### PROBLEM DETAILS
Do not include the pictures; repeat the rest of the data exactly.

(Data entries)
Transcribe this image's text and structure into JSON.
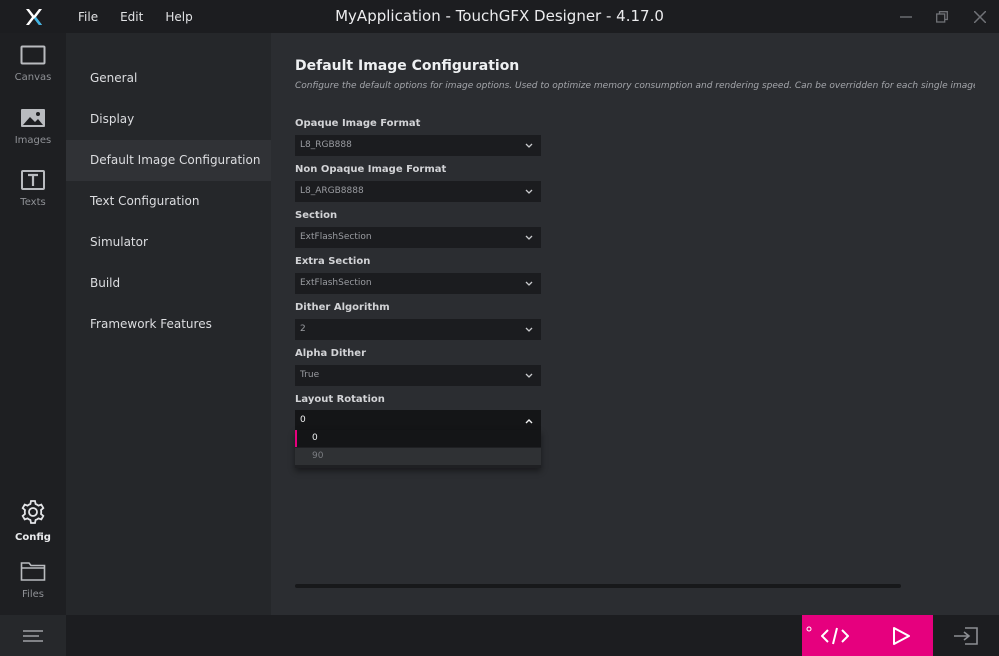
{
  "app": {
    "title": "MyApplication - TouchGFX Designer - 4.17.0",
    "logo_icon": "touchgfx-x-logo",
    "accent_color": "#e6007e"
  },
  "menu": {
    "items": [
      "File",
      "Edit",
      "Help"
    ]
  },
  "window_controls": [
    "minimize-icon",
    "restore-icon",
    "close-icon"
  ],
  "rail": {
    "top_items": [
      {
        "label": "Canvas",
        "icon": "canvas-icon"
      },
      {
        "label": "Images",
        "icon": "image-icon"
      },
      {
        "label": "Texts",
        "icon": "text-icon"
      }
    ],
    "bottom_items": [
      {
        "label": "Config",
        "icon": "gear-icon",
        "active": true
      },
      {
        "label": "Files",
        "icon": "folder-icon"
      }
    ]
  },
  "nav": {
    "items": [
      {
        "label": "General"
      },
      {
        "label": "Display"
      },
      {
        "label": "Default Image Configuration",
        "active": true
      },
      {
        "label": "Text Configuration"
      },
      {
        "label": "Simulator"
      },
      {
        "label": "Build"
      },
      {
        "label": "Framework Features"
      }
    ]
  },
  "main": {
    "title": "Default Image Configuration",
    "description": "Configure the default options for image options. Used to optimize memory consumption and rendering speed. Can be overridden for each single image i",
    "fields": [
      {
        "label": "Opaque Image Format",
        "value": "L8_RGB888"
      },
      {
        "label": "Non Opaque Image Format",
        "value": "L8_ARGB8888"
      },
      {
        "label": "Section",
        "value": "ExtFlashSection"
      },
      {
        "label": "Extra Section",
        "value": "ExtFlashSection"
      },
      {
        "label": "Dither Algorithm",
        "value": "2"
      },
      {
        "label": "Alpha Dither",
        "value": "True"
      },
      {
        "label": "Layout Rotation",
        "value": "0",
        "open": true,
        "options": [
          "0",
          "90"
        ]
      }
    ]
  },
  "bottombar": {
    "menu_icon": "hamburger-icon",
    "code_icon": "code-icon",
    "run_icon": "play-icon",
    "exit_icon": "sign-in-icon"
  }
}
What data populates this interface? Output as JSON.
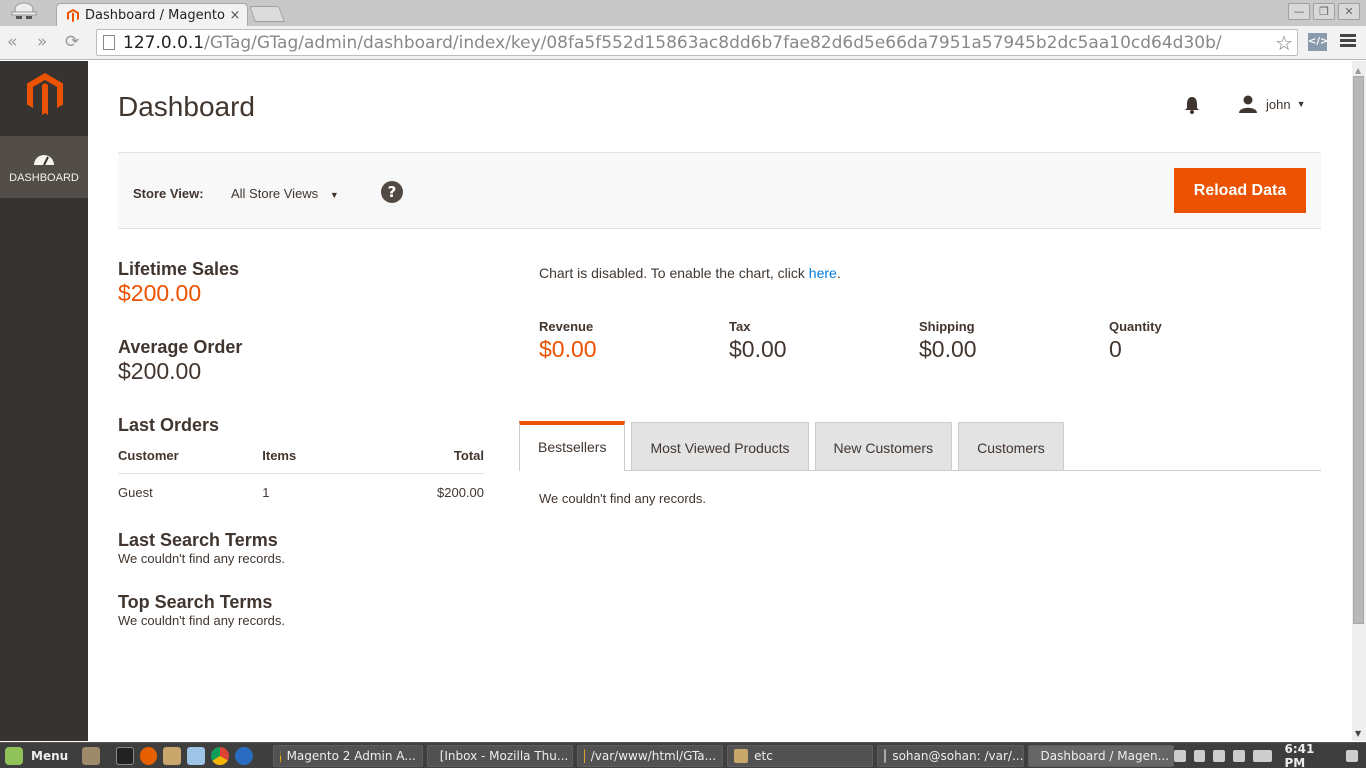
{
  "browser": {
    "tab_title": "Dashboard / Magento A",
    "tab_close": "×",
    "url_host": "127.0.0.1",
    "url_path": "/GTag/GTag/admin/dashboard/index/key/08fa5f552d15863ac8dd6b7fae82d6d5e66da7951a57945b2dc5aa10cd64d30b/",
    "star_glyph": "☆",
    "devtools_glyph": "</>",
    "window_buttons": [
      "—",
      "❐",
      "✕"
    ],
    "icons": [
      "incognito-icon",
      "back-icon",
      "forward-icon",
      "reload-icon",
      "page-icon",
      "bookmark-star-icon",
      "devtools-icon",
      "menu-icon"
    ]
  },
  "sidebar": {
    "items": [
      {
        "label": "DASHBOARD",
        "icon": "gauge-icon"
      }
    ]
  },
  "header": {
    "title": "Dashboard",
    "user_name": "john",
    "caret": "▼"
  },
  "store_view": {
    "label": "Store View:",
    "selected": "All Store Views",
    "caret": "▼",
    "help": "?",
    "reload_button": "Reload Data"
  },
  "left": {
    "lifetime_sales": {
      "label": "Lifetime Sales",
      "value": "$200.00"
    },
    "average_order": {
      "label": "Average Order",
      "value": "$200.00"
    },
    "last_orders": {
      "title": "Last Orders",
      "columns": [
        "Customer",
        "Items",
        "Total"
      ],
      "rows": [
        {
          "customer": "Guest",
          "items": "1",
          "total": "$200.00"
        }
      ]
    },
    "last_search_terms": {
      "title": "Last Search Terms",
      "empty": "We couldn't find any records."
    },
    "top_search_terms": {
      "title": "Top Search Terms",
      "empty": "We couldn't find any records."
    }
  },
  "right": {
    "chart_msg": "Chart is disabled. To enable the chart, click ",
    "chart_link": "here",
    "chart_msg_end": ".",
    "totals": [
      {
        "label": "Revenue",
        "value": "$0.00"
      },
      {
        "label": "Tax",
        "value": "$0.00"
      },
      {
        "label": "Shipping",
        "value": "$0.00"
      },
      {
        "label": "Quantity",
        "value": "0"
      }
    ],
    "tabs": [
      "Bestsellers",
      "Most Viewed Products",
      "New Customers",
      "Customers"
    ],
    "active_tab": "Bestsellers",
    "tab_content": "We couldn't find any records."
  },
  "colors": {
    "accent": "#eb5202",
    "sidebar": "#373330",
    "link": "#007bdb",
    "text": "#41362f"
  },
  "taskbar": {
    "menu_label": "Menu",
    "tasks": [
      "Magento 2 Admin A...",
      "[Inbox - Mozilla Thu...",
      "/var/www/html/GTa...",
      "etc",
      "sohan@sohan: /var/...",
      "Dashboard / Magen..."
    ],
    "clock": "6:41 PM"
  }
}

### SOLUTION FOR THIS EXERCISE
Transcribe this image's text and structure into JSON.
{
  "app": {
    "title": "MyApplication - TouchGFX Designer - 4.17.0",
    "logo_icon": "touchgfx-x-logo",
    "accent_color": "#e6007e"
  },
  "menu": {
    "items": [
      "File",
      "Edit",
      "Help"
    ]
  },
  "window_controls": [
    "minimize-icon",
    "restore-icon",
    "close-icon"
  ],
  "rail": {
    "top_items": [
      {
        "label": "Canvas",
        "icon": "canvas-icon"
      },
      {
        "label": "Images",
        "icon": "image-icon"
      },
      {
        "label": "Texts",
        "icon": "text-icon"
      }
    ],
    "bottom_items": [
      {
        "label": "Config",
        "icon": "gear-icon",
        "active": true
      },
      {
        "label": "Files",
        "icon": "folder-icon"
      }
    ]
  },
  "nav": {
    "items": [
      {
        "label": "General"
      },
      {
        "label": "Display"
      },
      {
        "label": "Default Image Configuration",
        "active": true
      },
      {
        "label": "Text Configuration"
      },
      {
        "label": "Simulator"
      },
      {
        "label": "Build"
      },
      {
        "label": "Framework Features"
      }
    ]
  },
  "main": {
    "title": "Default Image Configuration",
    "description": "Configure the default options for image options. Used to optimize memory consumption and rendering speed. Can be overridden for each single image i",
    "fields": [
      {
        "label": "Opaque Image Format",
        "value": "L8_RGB888"
      },
      {
        "label": "Non Opaque Image Format",
        "value": "L8_ARGB8888"
      },
      {
        "label": "Section",
        "value": "ExtFlashSection"
      },
      {
        "label": "Extra Section",
        "value": "ExtFlashSection"
      },
      {
        "label": "Dither Algorithm",
        "value": "2"
      },
      {
        "label": "Alpha Dither",
        "value": "True"
      },
      {
        "label": "Layout Rotation",
        "value": "0",
        "open": true,
        "options": [
          "0",
          "90"
        ]
      }
    ]
  },
  "bottombar": {
    "menu_icon": "hamburger-icon",
    "code_icon": "code-icon",
    "run_icon": "play-icon",
    "exit_icon": "sign-in-icon"
  }
}
What data populates this interface? Output as JSON.
{
  "browser": {
    "tab_title": "Dashboard / Magento A",
    "tab_close": "×",
    "url_host": "127.0.0.1",
    "url_path": "/GTag/GTag/admin/dashboard/index/key/08fa5f552d15863ac8dd6b7fae82d6d5e66da7951a57945b2dc5aa10cd64d30b/",
    "star_glyph": "☆",
    "devtools_glyph": "</>",
    "window_buttons": [
      "—",
      "❐",
      "✕"
    ],
    "icons": [
      "incognito-icon",
      "back-icon",
      "forward-icon",
      "reload-icon",
      "page-icon",
      "bookmark-star-icon",
      "devtools-icon",
      "menu-icon"
    ]
  },
  "sidebar": {
    "items": [
      {
        "label": "DASHBOARD",
        "icon": "gauge-icon"
      }
    ]
  },
  "header": {
    "title": "Dashboard",
    "user_name": "john",
    "caret": "▼"
  },
  "store_view": {
    "label": "Store View:",
    "selected": "All Store Views",
    "caret": "▼",
    "help": "?",
    "reload_button": "Reload Data"
  },
  "left": {
    "lifetime_sales": {
      "label": "Lifetime Sales",
      "value": "$200.00"
    },
    "average_order": {
      "label": "Average Order",
      "value": "$200.00"
    },
    "last_orders": {
      "title": "Last Orders",
      "columns": [
        "Customer",
        "Items",
        "Total"
      ],
      "rows": [
        {
          "customer": "Guest",
          "items": "1",
          "total": "$200.00"
        }
      ]
    },
    "last_search_terms": {
      "title": "Last Search Terms",
      "empty": "We couldn't find any records."
    },
    "top_search_terms": {
      "title": "Top Search Terms",
      "empty": "We couldn't find any records."
    }
  },
  "right": {
    "chart_msg": "Chart is disabled. To enable the chart, click ",
    "chart_link": "here",
    "chart_msg_end": ".",
    "totals": [
      {
        "label": "Revenue",
        "value": "$0.00"
      },
      {
        "label": "Tax",
        "value": "$0.00"
      },
      {
        "label": "Shipping",
        "value": "$0.00"
      },
      {
        "label": "Quantity",
        "value": "0"
      }
    ],
    "tabs": [
      "Bestsellers",
      "Most Viewed Products",
      "New Customers",
      "Customers"
    ],
    "active_tab": "Bestsellers",
    "tab_content": "We couldn't find any records."
  },
  "colors": {
    "accent": "#eb5202",
    "sidebar": "#373330",
    "link": "#007bdb",
    "text": "#41362f"
  },
  "taskbar": {
    "menu_label": "Menu",
    "tasks": [
      "Magento 2 Admin A...",
      "[Inbox - Mozilla Thu...",
      "/var/www/html/GTa...",
      "etc",
      "sohan@sohan: /var/...",
      "Dashboard / Magen..."
    ],
    "clock": "6:41 PM"
  }
}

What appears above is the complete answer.